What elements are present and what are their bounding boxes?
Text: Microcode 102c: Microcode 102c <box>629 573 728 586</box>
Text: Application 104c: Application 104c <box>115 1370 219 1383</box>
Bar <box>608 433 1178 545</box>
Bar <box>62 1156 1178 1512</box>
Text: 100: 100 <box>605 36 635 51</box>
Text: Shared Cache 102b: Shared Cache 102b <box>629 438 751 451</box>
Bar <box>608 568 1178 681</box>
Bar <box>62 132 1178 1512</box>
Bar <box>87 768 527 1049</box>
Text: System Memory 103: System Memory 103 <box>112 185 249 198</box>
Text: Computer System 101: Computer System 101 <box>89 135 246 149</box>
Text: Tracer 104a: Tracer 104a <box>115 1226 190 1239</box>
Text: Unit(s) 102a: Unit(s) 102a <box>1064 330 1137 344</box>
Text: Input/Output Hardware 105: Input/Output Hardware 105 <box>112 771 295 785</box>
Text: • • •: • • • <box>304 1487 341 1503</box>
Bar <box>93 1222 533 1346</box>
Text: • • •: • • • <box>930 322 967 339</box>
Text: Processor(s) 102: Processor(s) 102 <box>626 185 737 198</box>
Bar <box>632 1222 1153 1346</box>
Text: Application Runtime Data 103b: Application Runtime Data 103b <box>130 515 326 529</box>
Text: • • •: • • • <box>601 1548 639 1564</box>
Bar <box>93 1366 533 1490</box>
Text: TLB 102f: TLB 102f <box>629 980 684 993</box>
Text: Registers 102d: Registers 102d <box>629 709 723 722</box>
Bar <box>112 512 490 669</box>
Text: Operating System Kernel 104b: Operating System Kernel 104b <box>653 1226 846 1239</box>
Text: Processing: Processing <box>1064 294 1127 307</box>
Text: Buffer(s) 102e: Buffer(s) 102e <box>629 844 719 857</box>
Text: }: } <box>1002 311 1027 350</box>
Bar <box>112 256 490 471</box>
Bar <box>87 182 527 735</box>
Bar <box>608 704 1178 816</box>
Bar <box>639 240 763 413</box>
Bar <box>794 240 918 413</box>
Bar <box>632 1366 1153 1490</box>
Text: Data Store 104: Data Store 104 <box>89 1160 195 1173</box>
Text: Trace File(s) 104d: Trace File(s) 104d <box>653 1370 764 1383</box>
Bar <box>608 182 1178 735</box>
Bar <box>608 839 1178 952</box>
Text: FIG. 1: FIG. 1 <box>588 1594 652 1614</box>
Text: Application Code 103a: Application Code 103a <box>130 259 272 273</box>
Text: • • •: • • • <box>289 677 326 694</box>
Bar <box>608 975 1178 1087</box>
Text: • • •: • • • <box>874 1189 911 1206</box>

*****

EXERCISE DESCRIPTION ::
Could you repeat every row above verbatim, keeping each line's text and box coordinates unchanged?

WRITTEN SOLUTION ::
What elements are present and what are their bounding boxes?
Text: Microcode 102c: Microcode 102c <box>629 573 728 586</box>
Text: Application 104c: Application 104c <box>115 1370 219 1383</box>
Bar <box>608 433 1178 545</box>
Bar <box>62 1156 1178 1512</box>
Text: 100: 100 <box>605 36 635 51</box>
Text: Shared Cache 102b: Shared Cache 102b <box>629 438 751 451</box>
Bar <box>608 568 1178 681</box>
Bar <box>62 132 1178 1512</box>
Bar <box>87 768 527 1049</box>
Text: System Memory 103: System Memory 103 <box>112 185 249 198</box>
Text: Computer System 101: Computer System 101 <box>89 135 246 149</box>
Text: Tracer 104a: Tracer 104a <box>115 1226 190 1239</box>
Text: Unit(s) 102a: Unit(s) 102a <box>1064 330 1137 344</box>
Text: Input/Output Hardware 105: Input/Output Hardware 105 <box>112 771 295 785</box>
Text: • • •: • • • <box>304 1487 341 1503</box>
Bar <box>93 1222 533 1346</box>
Text: • • •: • • • <box>930 322 967 339</box>
Text: Processor(s) 102: Processor(s) 102 <box>626 185 737 198</box>
Bar <box>632 1222 1153 1346</box>
Text: Application Runtime Data 103b: Application Runtime Data 103b <box>130 515 326 529</box>
Text: • • •: • • • <box>601 1548 639 1564</box>
Bar <box>93 1366 533 1490</box>
Text: TLB 102f: TLB 102f <box>629 980 684 993</box>
Text: Registers 102d: Registers 102d <box>629 709 723 722</box>
Bar <box>112 512 490 669</box>
Text: Operating System Kernel 104b: Operating System Kernel 104b <box>653 1226 846 1239</box>
Text: Processing: Processing <box>1064 294 1127 307</box>
Text: Buffer(s) 102e: Buffer(s) 102e <box>629 844 719 857</box>
Text: }: } <box>1002 311 1027 350</box>
Bar <box>112 256 490 471</box>
Bar <box>87 182 527 735</box>
Bar <box>608 704 1178 816</box>
Bar <box>639 240 763 413</box>
Bar <box>794 240 918 413</box>
Bar <box>632 1366 1153 1490</box>
Text: Data Store 104: Data Store 104 <box>89 1160 195 1173</box>
Text: Trace File(s) 104d: Trace File(s) 104d <box>653 1370 764 1383</box>
Bar <box>608 182 1178 735</box>
Bar <box>608 839 1178 952</box>
Text: FIG. 1: FIG. 1 <box>588 1594 652 1614</box>
Text: Application Code 103a: Application Code 103a <box>130 259 272 273</box>
Text: • • •: • • • <box>289 677 326 694</box>
Bar <box>608 975 1178 1087</box>
Text: • • •: • • • <box>874 1189 911 1206</box>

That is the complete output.